### PROBLEM DETAILS
Quote the records beneath, complete and exact. Leave out images.

Dataset items:
[Start]
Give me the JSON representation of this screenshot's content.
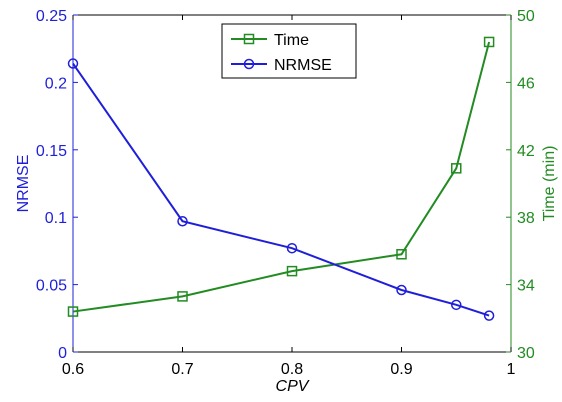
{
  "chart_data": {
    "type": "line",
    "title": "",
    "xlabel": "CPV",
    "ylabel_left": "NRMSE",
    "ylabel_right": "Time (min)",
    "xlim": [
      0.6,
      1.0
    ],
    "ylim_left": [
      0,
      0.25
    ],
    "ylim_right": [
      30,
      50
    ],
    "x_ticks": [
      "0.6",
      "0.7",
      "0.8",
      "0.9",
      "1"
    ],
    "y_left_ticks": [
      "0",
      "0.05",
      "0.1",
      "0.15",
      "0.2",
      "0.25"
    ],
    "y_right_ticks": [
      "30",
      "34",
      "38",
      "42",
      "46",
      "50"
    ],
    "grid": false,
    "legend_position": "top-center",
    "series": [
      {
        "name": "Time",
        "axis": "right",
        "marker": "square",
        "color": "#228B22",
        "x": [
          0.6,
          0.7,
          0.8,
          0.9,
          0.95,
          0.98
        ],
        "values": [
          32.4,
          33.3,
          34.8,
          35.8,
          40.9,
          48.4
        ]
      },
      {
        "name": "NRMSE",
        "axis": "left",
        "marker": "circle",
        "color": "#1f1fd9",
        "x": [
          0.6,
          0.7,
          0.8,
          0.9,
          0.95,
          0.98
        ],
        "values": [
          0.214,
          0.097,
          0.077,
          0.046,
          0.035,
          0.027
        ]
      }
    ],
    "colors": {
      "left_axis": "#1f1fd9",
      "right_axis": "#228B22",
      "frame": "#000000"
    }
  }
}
[End]
### ANSWER BELOW
Give me the JSON representation of this screenshot's content.
{
  "chart_data": {
    "type": "line",
    "title": "",
    "xlabel": "CPV",
    "ylabel_left": "NRMSE",
    "ylabel_right": "Time (min)",
    "xlim": [
      0.6,
      1.0
    ],
    "ylim_left": [
      0,
      0.25
    ],
    "ylim_right": [
      30,
      50
    ],
    "x_ticks": [
      "0.6",
      "0.7",
      "0.8",
      "0.9",
      "1"
    ],
    "y_left_ticks": [
      "0",
      "0.05",
      "0.1",
      "0.15",
      "0.2",
      "0.25"
    ],
    "y_right_ticks": [
      "30",
      "34",
      "38",
      "42",
      "46",
      "50"
    ],
    "grid": false,
    "legend_position": "top-center",
    "series": [
      {
        "name": "Time",
        "axis": "right",
        "marker": "square",
        "color": "#228B22",
        "x": [
          0.6,
          0.7,
          0.8,
          0.9,
          0.95,
          0.98
        ],
        "values": [
          32.4,
          33.3,
          34.8,
          35.8,
          40.9,
          48.4
        ]
      },
      {
        "name": "NRMSE",
        "axis": "left",
        "marker": "circle",
        "color": "#1f1fd9",
        "x": [
          0.6,
          0.7,
          0.8,
          0.9,
          0.95,
          0.98
        ],
        "values": [
          0.214,
          0.097,
          0.077,
          0.046,
          0.035,
          0.027
        ]
      }
    ],
    "colors": {
      "left_axis": "#1f1fd9",
      "right_axis": "#228B22",
      "frame": "#000000"
    }
  }
}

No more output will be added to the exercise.